▶ [Work required]
Word for word, quote all of the material, omitting the pictures.
** start Source records **
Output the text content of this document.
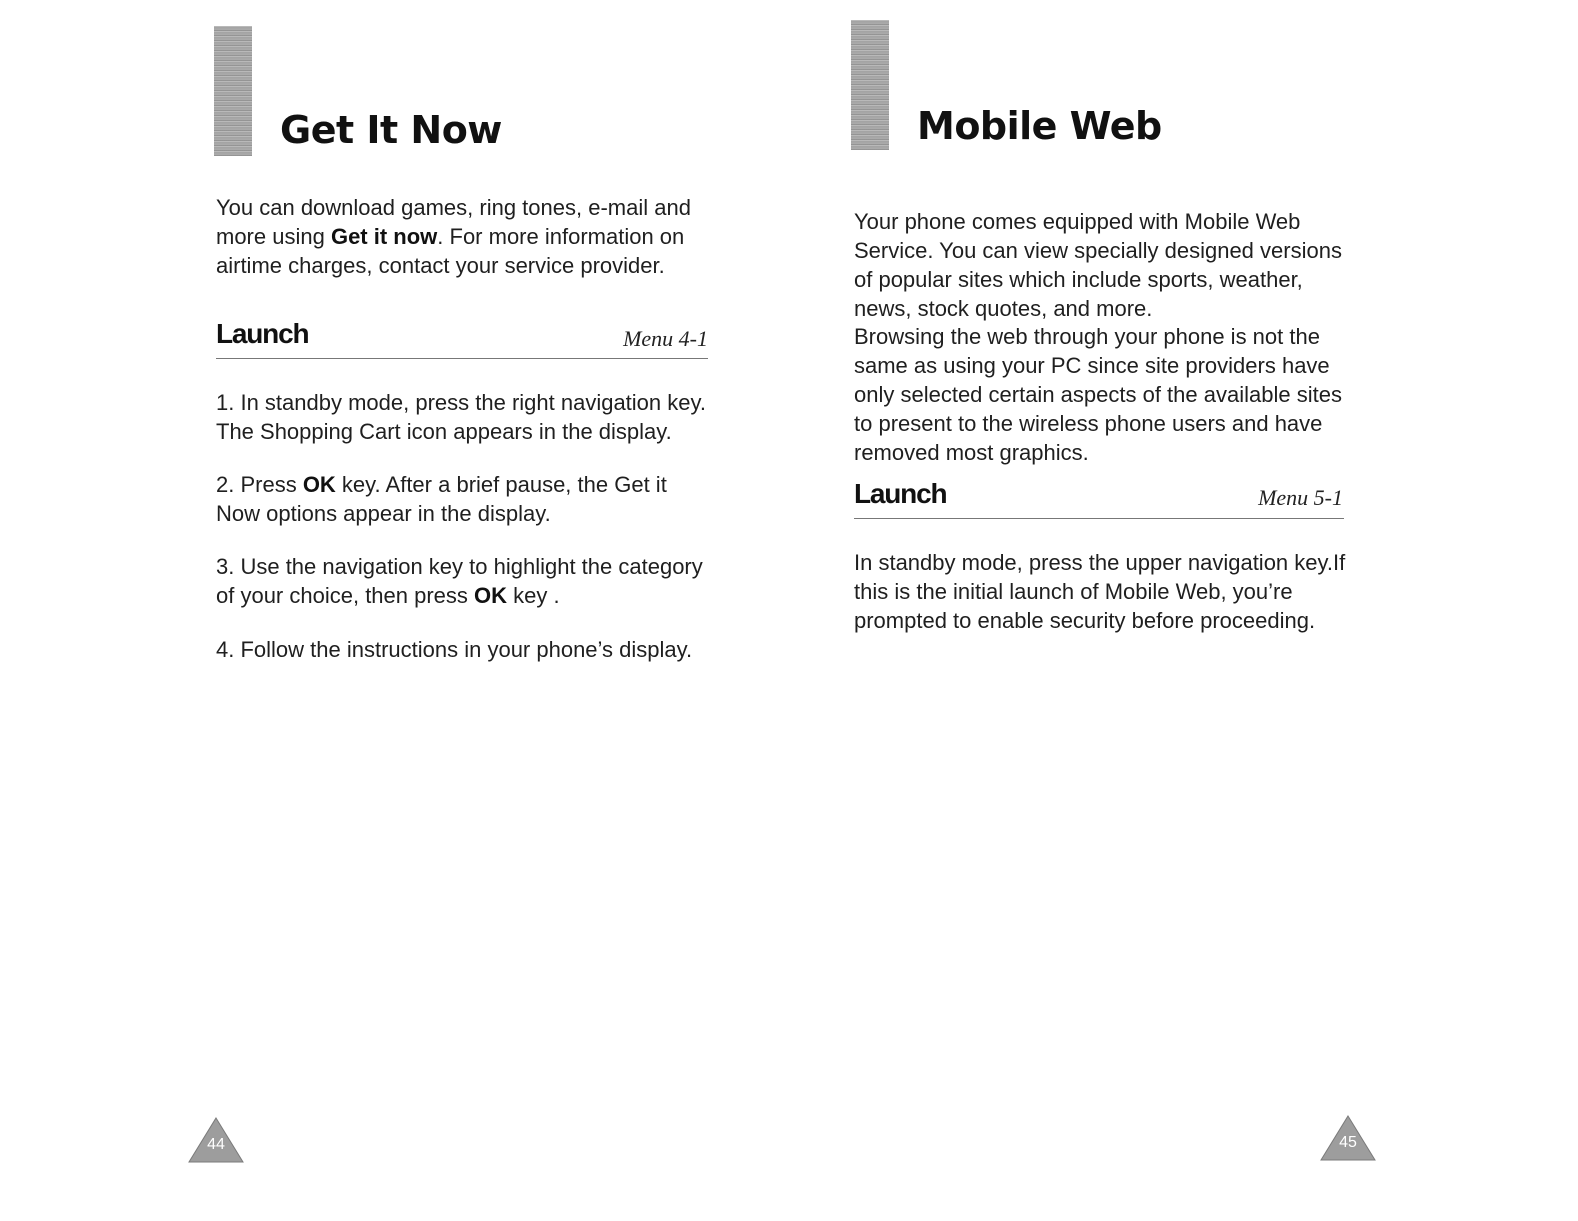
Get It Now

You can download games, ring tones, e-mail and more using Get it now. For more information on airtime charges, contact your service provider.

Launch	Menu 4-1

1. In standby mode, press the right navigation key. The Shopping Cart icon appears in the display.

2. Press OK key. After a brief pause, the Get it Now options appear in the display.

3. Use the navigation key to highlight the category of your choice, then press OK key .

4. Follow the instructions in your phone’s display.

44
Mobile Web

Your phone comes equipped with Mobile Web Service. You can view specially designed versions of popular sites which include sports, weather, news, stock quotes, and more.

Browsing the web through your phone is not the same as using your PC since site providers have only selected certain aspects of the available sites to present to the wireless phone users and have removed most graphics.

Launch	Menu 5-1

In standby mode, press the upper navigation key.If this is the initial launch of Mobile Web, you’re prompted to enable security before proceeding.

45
** end Source records **
▶ [Result of the exercise]
Output the text content of this document.
Get It Now

You can download games, ring tones, e-mail and more using Get it now. For more information on airtime charges, contact your service provider.

Launch	Menu 4-1

1. In standby mode, press the right navigation key. The Shopping Cart icon appears in the display.

2. Press OK key. After a brief pause, the Get it Now options appear in the display.

3. Use the navigation key to highlight the category of your choice, then press OK key .

4. Follow the instructions in your phone’s display.

44
Mobile Web

Your phone comes equipped with Mobile Web Service. You can view specially designed versions of popular sites which include sports, weather, news, stock quotes, and more.

Browsing the web through your phone is not the same as using your PC since site providers have only selected certain aspects of the available sites to present to the wireless phone users and have removed most graphics.

Launch	Menu 5-1

In standby mode, press the upper navigation key.If this is the initial launch of Mobile Web, you’re prompted to enable security before proceeding.

45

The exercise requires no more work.